▸ EXERCISE MATERIALS
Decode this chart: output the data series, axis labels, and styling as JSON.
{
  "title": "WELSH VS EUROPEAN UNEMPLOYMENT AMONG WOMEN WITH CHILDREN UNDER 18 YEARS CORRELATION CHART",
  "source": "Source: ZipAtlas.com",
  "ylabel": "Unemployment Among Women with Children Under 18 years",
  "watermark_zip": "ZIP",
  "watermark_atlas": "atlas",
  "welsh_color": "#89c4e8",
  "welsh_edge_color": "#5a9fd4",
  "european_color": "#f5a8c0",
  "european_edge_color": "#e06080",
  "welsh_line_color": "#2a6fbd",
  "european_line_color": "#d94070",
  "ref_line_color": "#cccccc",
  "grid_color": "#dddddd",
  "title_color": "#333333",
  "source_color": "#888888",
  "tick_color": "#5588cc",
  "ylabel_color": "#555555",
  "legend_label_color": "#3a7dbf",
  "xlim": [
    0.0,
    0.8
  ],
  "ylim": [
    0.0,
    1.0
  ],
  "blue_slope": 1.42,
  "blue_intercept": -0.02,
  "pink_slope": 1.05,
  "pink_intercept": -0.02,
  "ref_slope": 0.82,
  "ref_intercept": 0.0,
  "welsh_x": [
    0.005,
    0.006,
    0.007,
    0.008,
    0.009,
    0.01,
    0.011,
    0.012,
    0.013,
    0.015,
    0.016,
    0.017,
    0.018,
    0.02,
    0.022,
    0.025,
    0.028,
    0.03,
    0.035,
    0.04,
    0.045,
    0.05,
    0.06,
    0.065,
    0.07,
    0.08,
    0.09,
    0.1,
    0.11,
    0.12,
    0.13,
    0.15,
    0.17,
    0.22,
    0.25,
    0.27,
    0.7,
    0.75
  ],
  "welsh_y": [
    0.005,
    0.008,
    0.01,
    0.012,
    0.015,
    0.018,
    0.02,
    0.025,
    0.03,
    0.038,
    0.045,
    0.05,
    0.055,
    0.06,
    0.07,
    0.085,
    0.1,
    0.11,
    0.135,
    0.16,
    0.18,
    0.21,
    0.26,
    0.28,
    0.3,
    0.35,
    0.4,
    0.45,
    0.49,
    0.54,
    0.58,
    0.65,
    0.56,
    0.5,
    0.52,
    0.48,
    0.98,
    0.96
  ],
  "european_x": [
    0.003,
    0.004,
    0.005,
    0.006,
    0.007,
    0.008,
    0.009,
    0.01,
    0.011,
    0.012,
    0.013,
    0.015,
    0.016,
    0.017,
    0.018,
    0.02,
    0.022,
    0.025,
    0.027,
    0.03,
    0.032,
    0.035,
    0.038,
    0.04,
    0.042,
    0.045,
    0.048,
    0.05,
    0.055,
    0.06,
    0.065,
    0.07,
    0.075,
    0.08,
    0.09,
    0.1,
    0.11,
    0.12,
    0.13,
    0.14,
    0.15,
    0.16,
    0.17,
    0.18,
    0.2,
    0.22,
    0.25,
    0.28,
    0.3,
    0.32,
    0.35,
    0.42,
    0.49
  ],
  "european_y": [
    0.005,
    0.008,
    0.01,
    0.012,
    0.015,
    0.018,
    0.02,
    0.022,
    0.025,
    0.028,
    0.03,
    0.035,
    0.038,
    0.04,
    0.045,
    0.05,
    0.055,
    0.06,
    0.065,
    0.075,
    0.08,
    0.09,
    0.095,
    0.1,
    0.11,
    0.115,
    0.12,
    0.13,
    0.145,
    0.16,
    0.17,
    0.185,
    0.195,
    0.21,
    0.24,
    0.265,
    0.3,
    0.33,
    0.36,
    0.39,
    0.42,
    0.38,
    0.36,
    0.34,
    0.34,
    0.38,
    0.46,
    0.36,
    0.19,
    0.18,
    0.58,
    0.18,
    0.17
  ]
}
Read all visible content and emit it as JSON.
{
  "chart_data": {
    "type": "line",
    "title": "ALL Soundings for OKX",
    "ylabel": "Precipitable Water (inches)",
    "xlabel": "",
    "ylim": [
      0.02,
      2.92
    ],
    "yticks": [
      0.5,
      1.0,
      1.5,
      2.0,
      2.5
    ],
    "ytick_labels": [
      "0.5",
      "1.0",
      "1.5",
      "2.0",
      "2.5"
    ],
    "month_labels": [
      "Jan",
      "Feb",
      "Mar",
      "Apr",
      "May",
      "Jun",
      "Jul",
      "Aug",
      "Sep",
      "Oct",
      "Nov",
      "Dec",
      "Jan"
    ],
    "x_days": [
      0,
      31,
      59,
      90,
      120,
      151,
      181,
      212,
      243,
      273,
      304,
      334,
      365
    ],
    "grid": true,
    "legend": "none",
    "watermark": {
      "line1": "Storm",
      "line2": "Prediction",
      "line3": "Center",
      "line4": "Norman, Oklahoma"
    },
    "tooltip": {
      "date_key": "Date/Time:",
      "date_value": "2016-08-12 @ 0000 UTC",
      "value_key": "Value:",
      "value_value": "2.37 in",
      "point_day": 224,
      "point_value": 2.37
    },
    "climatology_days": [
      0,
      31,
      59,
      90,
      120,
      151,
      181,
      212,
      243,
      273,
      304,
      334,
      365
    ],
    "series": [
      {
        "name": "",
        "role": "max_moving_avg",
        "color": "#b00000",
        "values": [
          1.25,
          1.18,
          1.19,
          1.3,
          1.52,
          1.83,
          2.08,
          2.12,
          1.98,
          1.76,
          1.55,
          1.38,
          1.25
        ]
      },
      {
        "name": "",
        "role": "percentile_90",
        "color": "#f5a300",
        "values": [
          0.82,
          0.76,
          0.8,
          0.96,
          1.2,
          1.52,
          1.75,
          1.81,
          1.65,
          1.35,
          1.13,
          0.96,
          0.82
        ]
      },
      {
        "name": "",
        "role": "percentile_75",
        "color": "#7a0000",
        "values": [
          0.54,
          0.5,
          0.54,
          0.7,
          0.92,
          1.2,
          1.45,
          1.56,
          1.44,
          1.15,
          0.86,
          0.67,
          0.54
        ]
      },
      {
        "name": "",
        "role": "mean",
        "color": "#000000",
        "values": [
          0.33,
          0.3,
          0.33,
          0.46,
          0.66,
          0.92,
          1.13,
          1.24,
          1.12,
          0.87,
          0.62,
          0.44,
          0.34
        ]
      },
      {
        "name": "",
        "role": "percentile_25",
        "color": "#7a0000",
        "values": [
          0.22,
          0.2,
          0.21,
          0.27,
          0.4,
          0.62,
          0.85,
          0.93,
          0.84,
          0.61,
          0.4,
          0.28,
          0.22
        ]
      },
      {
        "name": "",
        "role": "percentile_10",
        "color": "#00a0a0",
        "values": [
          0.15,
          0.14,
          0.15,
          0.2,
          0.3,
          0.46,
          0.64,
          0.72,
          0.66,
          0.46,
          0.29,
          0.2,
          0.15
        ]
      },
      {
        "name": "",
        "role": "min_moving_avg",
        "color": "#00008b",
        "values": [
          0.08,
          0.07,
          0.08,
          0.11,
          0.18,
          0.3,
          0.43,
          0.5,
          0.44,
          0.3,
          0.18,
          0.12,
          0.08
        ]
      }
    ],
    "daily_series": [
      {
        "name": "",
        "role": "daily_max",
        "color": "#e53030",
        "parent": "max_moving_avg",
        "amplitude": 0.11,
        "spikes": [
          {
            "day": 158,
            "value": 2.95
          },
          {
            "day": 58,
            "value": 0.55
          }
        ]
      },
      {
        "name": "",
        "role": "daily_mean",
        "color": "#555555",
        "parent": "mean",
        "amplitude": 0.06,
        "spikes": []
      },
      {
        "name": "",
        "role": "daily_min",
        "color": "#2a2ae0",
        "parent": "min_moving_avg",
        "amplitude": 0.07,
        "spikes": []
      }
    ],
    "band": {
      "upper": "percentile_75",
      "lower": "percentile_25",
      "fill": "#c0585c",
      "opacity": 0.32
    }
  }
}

▸ GIVEN EXERCISE
Output all of the data again, exactly.

▸ OUTPUT FOR THIS EXERCISE
Decode this chart: output the data series, axis labels, and styling as JSON.
{
  "title": "WELSH VS EUROPEAN UNEMPLOYMENT AMONG WOMEN WITH CHILDREN UNDER 18 YEARS CORRELATION CHART",
  "source": "Source: ZipAtlas.com",
  "ylabel": "Unemployment Among Women with Children Under 18 years",
  "watermark_zip": "ZIP",
  "watermark_atlas": "atlas",
  "welsh_color": "#89c4e8",
  "welsh_edge_color": "#5a9fd4",
  "european_color": "#f5a8c0",
  "european_edge_color": "#e06080",
  "welsh_line_color": "#2a6fbd",
  "european_line_color": "#d94070",
  "ref_line_color": "#cccccc",
  "grid_color": "#dddddd",
  "title_color": "#333333",
  "source_color": "#888888",
  "tick_color": "#5588cc",
  "ylabel_color": "#555555",
  "legend_label_color": "#3a7dbf",
  "xlim": [
    0.0,
    0.8
  ],
  "ylim": [
    0.0,
    1.0
  ],
  "blue_slope": 1.42,
  "blue_intercept": -0.02,
  "pink_slope": 1.05,
  "pink_intercept": -0.02,
  "ref_slope": 0.82,
  "ref_intercept": 0.0,
  "welsh_x": [
    0.005,
    0.006,
    0.007,
    0.008,
    0.009,
    0.01,
    0.011,
    0.012,
    0.013,
    0.015,
    0.016,
    0.017,
    0.018,
    0.02,
    0.022,
    0.025,
    0.028,
    0.03,
    0.035,
    0.04,
    0.045,
    0.05,
    0.06,
    0.065,
    0.07,
    0.08,
    0.09,
    0.1,
    0.11,
    0.12,
    0.13,
    0.15,
    0.17,
    0.22,
    0.25,
    0.27,
    0.7,
    0.75
  ],
  "welsh_y": [
    0.005,
    0.008,
    0.01,
    0.012,
    0.015,
    0.018,
    0.02,
    0.025,
    0.03,
    0.038,
    0.045,
    0.05,
    0.055,
    0.06,
    0.07,
    0.085,
    0.1,
    0.11,
    0.135,
    0.16,
    0.18,
    0.21,
    0.26,
    0.28,
    0.3,
    0.35,
    0.4,
    0.45,
    0.49,
    0.54,
    0.58,
    0.65,
    0.56,
    0.5,
    0.52,
    0.48,
    0.98,
    0.96
  ],
  "european_x": [
    0.003,
    0.004,
    0.005,
    0.006,
    0.007,
    0.008,
    0.009,
    0.01,
    0.011,
    0.012,
    0.013,
    0.015,
    0.016,
    0.017,
    0.018,
    0.02,
    0.022,
    0.025,
    0.027,
    0.03,
    0.032,
    0.035,
    0.038,
    0.04,
    0.042,
    0.045,
    0.048,
    0.05,
    0.055,
    0.06,
    0.065,
    0.07,
    0.075,
    0.08,
    0.09,
    0.1,
    0.11,
    0.12,
    0.13,
    0.14,
    0.15,
    0.16,
    0.17,
    0.18,
    0.2,
    0.22,
    0.25,
    0.28,
    0.3,
    0.32,
    0.35,
    0.42,
    0.49
  ],
  "european_y": [
    0.005,
    0.008,
    0.01,
    0.012,
    0.015,
    0.018,
    0.02,
    0.022,
    0.025,
    0.028,
    0.03,
    0.035,
    0.038,
    0.04,
    0.045,
    0.05,
    0.055,
    0.06,
    0.065,
    0.075,
    0.08,
    0.09,
    0.095,
    0.1,
    0.11,
    0.115,
    0.12,
    0.13,
    0.145,
    0.16,
    0.17,
    0.185,
    0.195,
    0.21,
    0.24,
    0.265,
    0.3,
    0.33,
    0.36,
    0.39,
    0.42,
    0.38,
    0.36,
    0.34,
    0.34,
    0.38,
    0.46,
    0.36,
    0.19,
    0.18,
    0.58,
    0.18,
    0.17
  ]
}
Read all visible content and emit it as JSON.
{
  "chart_data": {
    "type": "line",
    "title": "ALL Soundings for OKX",
    "ylabel": "Precipitable Water (inches)",
    "xlabel": "",
    "ylim": [
      0.02,
      2.92
    ],
    "yticks": [
      0.5,
      1.0,
      1.5,
      2.0,
      2.5
    ],
    "ytick_labels": [
      "0.5",
      "1.0",
      "1.5",
      "2.0",
      "2.5"
    ],
    "month_labels": [
      "Jan",
      "Feb",
      "Mar",
      "Apr",
      "May",
      "Jun",
      "Jul",
      "Aug",
      "Sep",
      "Oct",
      "Nov",
      "Dec",
      "Jan"
    ],
    "x_days": [
      0,
      31,
      59,
      90,
      120,
      151,
      181,
      212,
      243,
      273,
      304,
      334,
      365
    ],
    "grid": true,
    "legend": "none",
    "watermark": {
      "line1": "Storm",
      "line2": "Prediction",
      "line3": "Center",
      "line4": "Norman, Oklahoma"
    },
    "tooltip": {
      "date_key": "Date/Time:",
      "date_value": "2016-08-12 @ 0000 UTC",
      "value_key": "Value:",
      "value_value": "2.37 in",
      "point_day": 224,
      "point_value": 2.37
    },
    "climatology_days": [
      0,
      31,
      59,
      90,
      120,
      151,
      181,
      212,
      243,
      273,
      304,
      334,
      365
    ],
    "series": [
      {
        "name": "",
        "role": "max_moving_avg",
        "color": "#b00000",
        "values": [
          1.25,
          1.18,
          1.19,
          1.3,
          1.52,
          1.83,
          2.08,
          2.12,
          1.98,
          1.76,
          1.55,
          1.38,
          1.25
        ]
      },
      {
        "name": "",
        "role": "percentile_90",
        "color": "#f5a300",
        "values": [
          0.82,
          0.76,
          0.8,
          0.96,
          1.2,
          1.52,
          1.75,
          1.81,
          1.65,
          1.35,
          1.13,
          0.96,
          0.82
        ]
      },
      {
        "name": "",
        "role": "percentile_75",
        "color": "#7a0000",
        "values": [
          0.54,
          0.5,
          0.54,
          0.7,
          0.92,
          1.2,
          1.45,
          1.56,
          1.44,
          1.15,
          0.86,
          0.67,
          0.54
        ]
      },
      {
        "name": "",
        "role": "mean",
        "color": "#000000",
        "values": [
          0.33,
          0.3,
          0.33,
          0.46,
          0.66,
          0.92,
          1.13,
          1.24,
          1.12,
          0.87,
          0.62,
          0.44,
          0.34
        ]
      },
      {
        "name": "",
        "role": "percentile_25",
        "color": "#7a0000",
        "values": [
          0.22,
          0.2,
          0.21,
          0.27,
          0.4,
          0.62,
          0.85,
          0.93,
          0.84,
          0.61,
          0.4,
          0.28,
          0.22
        ]
      },
      {
        "name": "",
        "role": "percentile_10",
        "color": "#00a0a0",
        "values": [
          0.15,
          0.14,
          0.15,
          0.2,
          0.3,
          0.46,
          0.64,
          0.72,
          0.66,
          0.46,
          0.29,
          0.2,
          0.15
        ]
      },
      {
        "name": "",
        "role": "min_moving_avg",
        "color": "#00008b",
        "values": [
          0.08,
          0.07,
          0.08,
          0.11,
          0.18,
          0.3,
          0.43,
          0.5,
          0.44,
          0.3,
          0.18,
          0.12,
          0.08
        ]
      }
    ],
    "daily_series": [
      {
        "name": "",
        "role": "daily_max",
        "color": "#e53030",
        "parent": "max_moving_avg",
        "amplitude": 0.11,
        "spikes": [
          {
            "day": 158,
            "value": 2.95
          },
          {
            "day": 58,
            "value": 0.55
          }
        ]
      },
      {
        "name": "",
        "role": "daily_mean",
        "color": "#555555",
        "parent": "mean",
        "amplitude": 0.06,
        "spikes": []
      },
      {
        "name": "",
        "role": "daily_min",
        "color": "#2a2ae0",
        "parent": "min_moving_avg",
        "amplitude": 0.07,
        "spikes": []
      }
    ],
    "band": {
      "upper": "percentile_75",
      "lower": "percentile_25",
      "fill": "#c0585c",
      "opacity": 0.32
    }
  }
}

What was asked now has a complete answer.